- **Data for the task**
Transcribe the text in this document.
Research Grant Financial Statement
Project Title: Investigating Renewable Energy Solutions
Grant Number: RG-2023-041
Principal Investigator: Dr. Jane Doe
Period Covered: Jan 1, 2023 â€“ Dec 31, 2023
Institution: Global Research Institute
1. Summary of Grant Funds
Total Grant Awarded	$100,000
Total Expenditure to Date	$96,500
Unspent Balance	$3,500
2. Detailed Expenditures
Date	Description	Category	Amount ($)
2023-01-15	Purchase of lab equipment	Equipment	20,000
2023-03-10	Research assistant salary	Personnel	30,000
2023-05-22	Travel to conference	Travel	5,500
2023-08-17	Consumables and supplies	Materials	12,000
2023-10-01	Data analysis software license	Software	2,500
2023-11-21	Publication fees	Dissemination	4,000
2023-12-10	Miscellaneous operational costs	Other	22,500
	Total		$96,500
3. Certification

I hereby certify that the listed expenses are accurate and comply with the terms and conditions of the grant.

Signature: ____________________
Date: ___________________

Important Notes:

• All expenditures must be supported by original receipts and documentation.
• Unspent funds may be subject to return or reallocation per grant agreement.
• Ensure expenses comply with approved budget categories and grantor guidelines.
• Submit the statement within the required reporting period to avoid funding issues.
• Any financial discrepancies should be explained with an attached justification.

- **Goal**
Which lines contain "comply"? Copy each of them.

- **Reply to the task**
I hereby certify that the listed expenses are accurate and comply with the terms and conditions of the grant.
• Ensure expenses comply with approved budget categories and grantor guidelines.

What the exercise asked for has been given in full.